━━━ Stored rows ━━━

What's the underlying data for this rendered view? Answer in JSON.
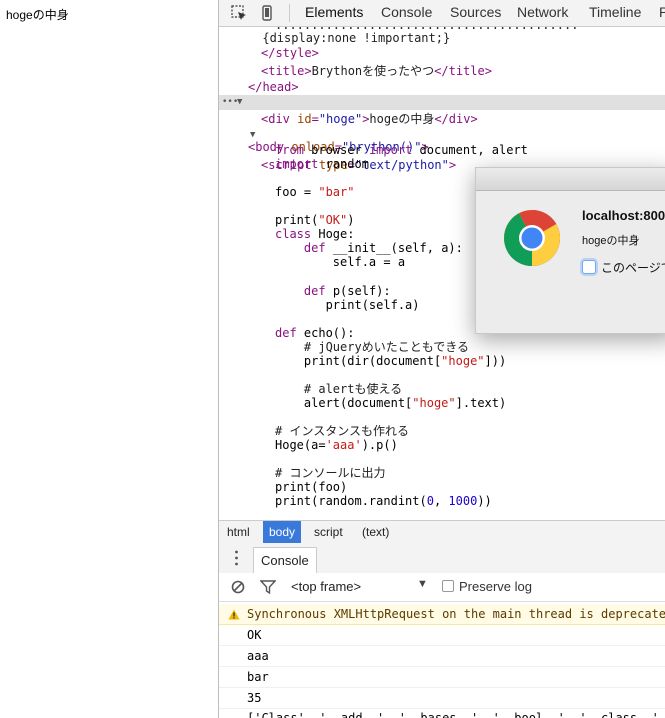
{
  "page": {
    "content": "hogeの中身"
  },
  "toolbar": {
    "tabs": [
      "Elements",
      "Console",
      "Sources",
      "Network",
      "Timeline",
      "P"
    ],
    "active_tab": "Elements"
  },
  "code": {
    "l0": "      {display:none !important;}",
    "l1_close_style": "</style>",
    "l2_title_open": "<title>",
    "l2_title_text": "Brythonを使ったやつ",
    "l2_title_close": "</title>",
    "l3_head_close": "</head>",
    "l4_body_open": "<body",
    "l4_attr": "onload",
    "l4_val": "\"brython()\"",
    "l4_end": ">",
    "l5_div_open": "<div",
    "l5_attr": "id",
    "l5_val": "\"hoge\"",
    "l5_text": "hogeの中身",
    "l5_div_close": "</div>",
    "l6_script_open": "<script",
    "l6_attr": "type",
    "l6_val": "\"text/python\"",
    "l6_end": ">",
    "py": [
      "from browser import document, alert",
      "import random",
      "",
      "foo = \"bar\"",
      "",
      "print(\"OK\")",
      "class Hoge:",
      "    def __init__(self, a):",
      "        self.a = a",
      "",
      "    def p(self):",
      "       print(self.a)",
      "",
      "def echo():",
      "    # jQueryめいたこともできる",
      "    print(dir(document[\"hoge\"]))",
      "",
      "    # alertも使える",
      "    alert(document[\"hoge\"].text)",
      "",
      "# インスタンスも作れる",
      "Hoge(a='aaa').p()",
      "",
      "# コンソールに出力",
      "print(foo)",
      "print(random.randint(0, 1000))"
    ]
  },
  "breadcrumbs": [
    "html",
    "body",
    "script",
    "(text)"
  ],
  "drawer": {
    "tab_label": "Console"
  },
  "console": {
    "frame_select": "<top frame>",
    "preserve_log_label": "Preserve log",
    "messages": [
      "Synchronous XMLHttpRequest on the main thread is deprecate",
      "OK",
      "aaa",
      "bar",
      "35",
      "['Class', '__add__', '__bases__', '__bool__', '__class__',"
    ]
  },
  "dialog": {
    "title": "localhost:800",
    "message": "hogeの中身",
    "checkbox_label": "このページで"
  },
  "colors": {
    "selected_crumb": "#3879d9",
    "warning_bg": "#fffbe5"
  }
}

━━━

Short exercise:
Pull out all lines containing the word "self" from the entries above.

Task result:
      "    def __init__(self, a):",
      "        self.a = a",
      "    def p(self):",
      "       print(self.a)",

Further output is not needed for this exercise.